WHAT THE TASK ASKS: Read the records below and copy each line that contains "this".

RECORDED DATA:

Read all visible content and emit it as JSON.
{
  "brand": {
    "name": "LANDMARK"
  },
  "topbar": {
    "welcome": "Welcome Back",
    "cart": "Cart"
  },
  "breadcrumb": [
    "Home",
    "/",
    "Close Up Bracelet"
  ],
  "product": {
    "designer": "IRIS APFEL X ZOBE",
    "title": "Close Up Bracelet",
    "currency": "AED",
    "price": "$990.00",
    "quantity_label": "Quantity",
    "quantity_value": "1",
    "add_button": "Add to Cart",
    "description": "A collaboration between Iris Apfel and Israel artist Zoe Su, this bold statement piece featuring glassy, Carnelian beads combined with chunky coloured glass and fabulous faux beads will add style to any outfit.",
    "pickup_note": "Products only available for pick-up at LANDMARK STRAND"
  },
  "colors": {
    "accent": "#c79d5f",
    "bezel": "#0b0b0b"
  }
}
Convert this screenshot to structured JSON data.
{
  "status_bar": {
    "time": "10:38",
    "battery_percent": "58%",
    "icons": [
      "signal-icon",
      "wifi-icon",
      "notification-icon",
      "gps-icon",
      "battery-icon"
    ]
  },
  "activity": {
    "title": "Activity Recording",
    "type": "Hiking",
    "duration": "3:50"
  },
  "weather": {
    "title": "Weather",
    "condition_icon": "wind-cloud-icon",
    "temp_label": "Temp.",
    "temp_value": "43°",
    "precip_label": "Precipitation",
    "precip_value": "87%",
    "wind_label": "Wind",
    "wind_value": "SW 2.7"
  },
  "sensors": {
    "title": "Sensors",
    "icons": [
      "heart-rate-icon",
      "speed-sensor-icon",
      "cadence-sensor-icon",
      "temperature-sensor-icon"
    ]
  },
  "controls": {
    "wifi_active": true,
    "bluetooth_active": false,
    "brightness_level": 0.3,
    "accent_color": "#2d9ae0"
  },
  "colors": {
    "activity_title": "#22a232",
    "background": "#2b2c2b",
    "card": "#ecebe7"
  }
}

RESPONSE TO THE TASK:
    "description": "A collaboration between Iris Apfel and Israel artist Zoe Su, this bold statement piece featuring glassy, Carnelian beads combined with chunky coloured glass and fabulous faux beads will add style to any outfit.",
Convert this screenshot to structured JSON data.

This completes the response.